§ Material provided:
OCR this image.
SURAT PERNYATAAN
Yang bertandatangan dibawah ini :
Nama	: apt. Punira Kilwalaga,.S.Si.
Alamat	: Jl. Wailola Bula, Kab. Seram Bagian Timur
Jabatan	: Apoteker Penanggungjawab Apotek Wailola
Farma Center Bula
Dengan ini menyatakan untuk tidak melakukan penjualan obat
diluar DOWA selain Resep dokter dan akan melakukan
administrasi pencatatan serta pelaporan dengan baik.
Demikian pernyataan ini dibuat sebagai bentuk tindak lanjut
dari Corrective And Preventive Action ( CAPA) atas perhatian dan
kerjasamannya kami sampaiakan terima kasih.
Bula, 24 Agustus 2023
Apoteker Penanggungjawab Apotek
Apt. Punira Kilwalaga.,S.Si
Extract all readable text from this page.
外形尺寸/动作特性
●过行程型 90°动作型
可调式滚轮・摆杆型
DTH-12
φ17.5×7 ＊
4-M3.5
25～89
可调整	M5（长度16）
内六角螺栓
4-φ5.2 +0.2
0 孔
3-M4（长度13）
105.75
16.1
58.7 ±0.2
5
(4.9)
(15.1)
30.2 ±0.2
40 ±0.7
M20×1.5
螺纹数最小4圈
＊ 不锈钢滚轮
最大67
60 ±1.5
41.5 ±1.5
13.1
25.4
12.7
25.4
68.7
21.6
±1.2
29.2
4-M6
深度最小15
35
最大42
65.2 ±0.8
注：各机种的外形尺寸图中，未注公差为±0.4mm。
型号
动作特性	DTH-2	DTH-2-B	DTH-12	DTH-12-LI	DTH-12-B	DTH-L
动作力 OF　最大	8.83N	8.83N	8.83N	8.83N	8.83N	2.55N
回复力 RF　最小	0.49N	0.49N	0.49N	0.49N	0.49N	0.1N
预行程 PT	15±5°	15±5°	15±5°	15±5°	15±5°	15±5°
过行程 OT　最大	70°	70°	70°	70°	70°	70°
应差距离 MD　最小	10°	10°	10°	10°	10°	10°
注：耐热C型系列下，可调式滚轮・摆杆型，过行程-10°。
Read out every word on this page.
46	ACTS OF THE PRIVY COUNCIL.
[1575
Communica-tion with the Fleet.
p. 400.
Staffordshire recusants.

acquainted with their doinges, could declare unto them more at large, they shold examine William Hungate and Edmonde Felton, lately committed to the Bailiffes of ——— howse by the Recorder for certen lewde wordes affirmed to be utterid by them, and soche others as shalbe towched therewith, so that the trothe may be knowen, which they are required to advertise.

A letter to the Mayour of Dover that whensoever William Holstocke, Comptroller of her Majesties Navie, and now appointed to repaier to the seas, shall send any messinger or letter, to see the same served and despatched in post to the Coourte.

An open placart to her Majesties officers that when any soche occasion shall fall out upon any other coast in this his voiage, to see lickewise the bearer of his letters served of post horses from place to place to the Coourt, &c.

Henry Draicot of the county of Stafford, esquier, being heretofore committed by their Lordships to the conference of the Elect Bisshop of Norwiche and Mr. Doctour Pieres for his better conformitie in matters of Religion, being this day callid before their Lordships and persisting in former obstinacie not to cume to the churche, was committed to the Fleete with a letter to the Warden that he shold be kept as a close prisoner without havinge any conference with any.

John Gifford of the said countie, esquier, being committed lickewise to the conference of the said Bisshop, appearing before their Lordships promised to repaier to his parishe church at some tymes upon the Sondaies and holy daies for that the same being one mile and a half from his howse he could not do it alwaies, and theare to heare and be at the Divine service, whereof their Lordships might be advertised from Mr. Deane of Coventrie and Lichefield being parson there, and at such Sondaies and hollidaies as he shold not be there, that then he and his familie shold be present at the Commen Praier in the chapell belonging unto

§ Problem requirements:
Write out the material exactly as given.

§ The solution:
OCR this image.
SURAT PERNYATAAN
Yang bertandatangan dibawah ini :
Nama	: apt. Punira Kilwalaga,.S.Si.
Alamat	: Jl. Wailola Bula, Kab. Seram Bagian Timur
Jabatan	: Apoteker Penanggungjawab Apotek Wailola
Farma Center Bula
Dengan ini menyatakan untuk tidak melakukan penjualan obat
diluar DOWA selain Resep dokter dan akan melakukan
administrasi pencatatan serta pelaporan dengan baik.
Demikian pernyataan ini dibuat sebagai bentuk tindak lanjut
dari Corrective And Preventive Action ( CAPA) atas perhatian dan
kerjasamannya kami sampaiakan terima kasih.
Bula, 24 Agustus 2023
Apoteker Penanggungjawab Apotek
Apt. Punira Kilwalaga.,S.Si
Extract all readable text from this page.
外形尺寸/动作特性
●过行程型 90°动作型
可调式滚轮・摆杆型
DTH-12
φ17.5×7 ＊
4-M3.5
25～89
可调整	M5（长度16）
内六角螺栓
4-φ5.2 +0.2
0 孔
3-M4（长度13）
105.75
16.1
58.7 ±0.2
5
(4.9)
(15.1)
30.2 ±0.2
40 ±0.7
M20×1.5
螺纹数最小4圈
＊ 不锈钢滚轮
最大67
60 ±1.5
41.5 ±1.5
13.1
25.4
12.7
25.4
68.7
21.6
±1.2
29.2
4-M6
深度最小15
35
最大42
65.2 ±0.8
注：各机种的外形尺寸图中，未注公差为±0.4mm。
型号
动作特性	DTH-2	DTH-2-B	DTH-12	DTH-12-LI	DTH-12-B	DTH-L
动作力 OF　最大	8.83N	8.83N	8.83N	8.83N	8.83N	2.55N
回复力 RF　最小	0.49N	0.49N	0.49N	0.49N	0.49N	0.1N
预行程 PT	15±5°	15±5°	15±5°	15±5°	15±5°	15±5°
过行程 OT　最大	70°	70°	70°	70°	70°	70°
应差距离 MD　最小	10°	10°	10°	10°	10°	10°
注：耐热C型系列下，可调式滚轮・摆杆型，过行程-10°。
Read out every word on this page.
46	ACTS OF THE PRIVY COUNCIL.
[1575
Communica-tion with the Fleet.
p. 400.
Staffordshire recusants.

acquainted with their doinges, could declare unto them more at large, they shold examine William Hungate and Edmonde Felton, lately committed to the Bailiffes of ——— howse by the Recorder for certen lewde wordes affirmed to be utterid by them, and soche others as shalbe towched therewith, so that the trothe may be knowen, which they are required to advertise.

A letter to the Mayour of Dover that whensoever William Holstocke, Comptroller of her Majesties Navie, and now appointed to repaier to the seas, shall send any messinger or letter, to see the same served and despatched in post to the Coourte.

An open placart to her Majesties officers that when any soche occasion shall fall out upon any other coast in this his voiage, to see lickewise the bearer of his letters served of post horses from place to place to the Coourt, &c.

Henry Draicot of the county of Stafford, esquier, being heretofore committed by their Lordships to the conference of the Elect Bisshop of Norwiche and Mr. Doctour Pieres for his better conformitie in matters of Religion, being this day callid before their Lordships and persisting in former obstinacie not to cume to the churche, was committed to the Fleete with a letter to the Warden that he shold be kept as a close prisoner without havinge any conference with any.

John Gifford of the said countie, esquier, being committed lickewise to the conference of the said Bisshop, appearing before their Lordships promised to repaier to his parishe church at some tymes upon the Sondaies and holy daies for that the same being one mile and a half from his howse he could not do it alwaies, and theare to heare and be at the Divine service, whereof their Lordships might be advertised from Mr. Deane of Coventrie and Lichefield being parson there, and at such Sondaies and hollidaies as he shold not be there, that then he and his familie shold be present at the Commen Praier in the chapell belonging unto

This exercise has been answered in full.